─── 原文抜粋
恐怖、それ自体の恐ろしさ

恐怖は強い感情だ。うまく刺激すれば、人を思い通りに動かすことが出来る。

恐怖を与えれば、人を家から一歩も出さないことも可能だ。自粛やテレワークの強制も簡単だ。
恐怖を与えれば、人にどんなときでもマスクを着用させることもできる。そこがたとえ屋外で換気抜群の環境だとしても。
恐怖を与えれば、人々を憎み合わせることも容易だ。近所の仲良しだった居酒屋を口汚く批判することにも、何ら良心の呵責を感じないほどに。
恐怖があれば、隣国との戦争だって簡単にできるのかもしれない。

もちろん長くは続かない。人は慣れるから。つづけるには新たな恐怖を与える必要がある。
変異株、後遺症、リバウンド、ワクチンの副作用・・・

感染症に詳しくないので、対策そのものについての是非はここでは問わない。
──────
─── 提供データ
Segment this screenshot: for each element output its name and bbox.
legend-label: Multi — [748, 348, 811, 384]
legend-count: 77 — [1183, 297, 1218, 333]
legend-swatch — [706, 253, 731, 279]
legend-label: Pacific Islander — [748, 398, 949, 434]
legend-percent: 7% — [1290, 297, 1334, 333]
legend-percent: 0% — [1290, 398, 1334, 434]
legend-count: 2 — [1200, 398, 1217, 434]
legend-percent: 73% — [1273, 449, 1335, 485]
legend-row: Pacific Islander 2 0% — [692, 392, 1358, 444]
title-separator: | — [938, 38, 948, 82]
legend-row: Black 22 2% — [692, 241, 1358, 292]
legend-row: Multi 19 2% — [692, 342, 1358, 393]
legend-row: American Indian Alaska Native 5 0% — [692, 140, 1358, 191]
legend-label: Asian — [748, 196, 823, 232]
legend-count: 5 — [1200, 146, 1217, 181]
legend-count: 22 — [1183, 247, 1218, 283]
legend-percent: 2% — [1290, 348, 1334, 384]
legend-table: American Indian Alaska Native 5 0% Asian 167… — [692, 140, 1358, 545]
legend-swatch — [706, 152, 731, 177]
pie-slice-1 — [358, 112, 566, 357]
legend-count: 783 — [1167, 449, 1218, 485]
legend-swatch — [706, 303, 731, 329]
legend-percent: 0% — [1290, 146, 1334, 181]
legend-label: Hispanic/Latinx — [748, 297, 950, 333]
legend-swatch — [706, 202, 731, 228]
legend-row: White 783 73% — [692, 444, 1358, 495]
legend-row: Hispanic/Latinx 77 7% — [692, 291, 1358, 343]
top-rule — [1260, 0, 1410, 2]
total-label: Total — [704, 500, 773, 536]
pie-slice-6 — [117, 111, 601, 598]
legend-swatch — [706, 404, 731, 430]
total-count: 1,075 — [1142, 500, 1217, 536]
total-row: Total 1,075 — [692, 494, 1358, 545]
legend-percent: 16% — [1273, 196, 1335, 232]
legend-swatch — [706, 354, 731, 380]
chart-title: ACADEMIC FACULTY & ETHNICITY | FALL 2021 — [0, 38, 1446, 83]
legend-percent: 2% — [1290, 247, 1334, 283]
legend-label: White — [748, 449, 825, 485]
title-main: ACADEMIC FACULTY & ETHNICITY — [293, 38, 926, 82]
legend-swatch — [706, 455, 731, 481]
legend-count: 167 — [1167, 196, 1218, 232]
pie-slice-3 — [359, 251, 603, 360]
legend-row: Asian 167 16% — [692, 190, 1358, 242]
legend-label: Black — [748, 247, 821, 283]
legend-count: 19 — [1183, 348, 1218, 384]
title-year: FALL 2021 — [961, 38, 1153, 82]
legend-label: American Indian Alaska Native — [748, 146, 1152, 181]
──────
(課題内容):
- A) 恐怖についての文章によると、恐怖で人を動かしつづけるには何が必要か。
- B) 恐怖についての文章を、最後の文のあとから書き継いでください。

(解答欄):
- A) 新たな恐怖を与えることが必要だ。

- B)
私はいま、「恐怖」という感情そのものが怖い。
飲食業や観光業が不可逆なダメージを受けつつあるまさに今、より強力な措置を求め、当事者達には「転職すればいい」と無神経な言葉を投げつける、その「恐怖」が。

自分は経営コンサルティング業で、上記の業界と比較すれば今回のダメージはそれほどではない。
でも、ひとたびその恐怖が自分に向けられた時、抗う術はきっとないだろう。
それはとても怖いことだと思う。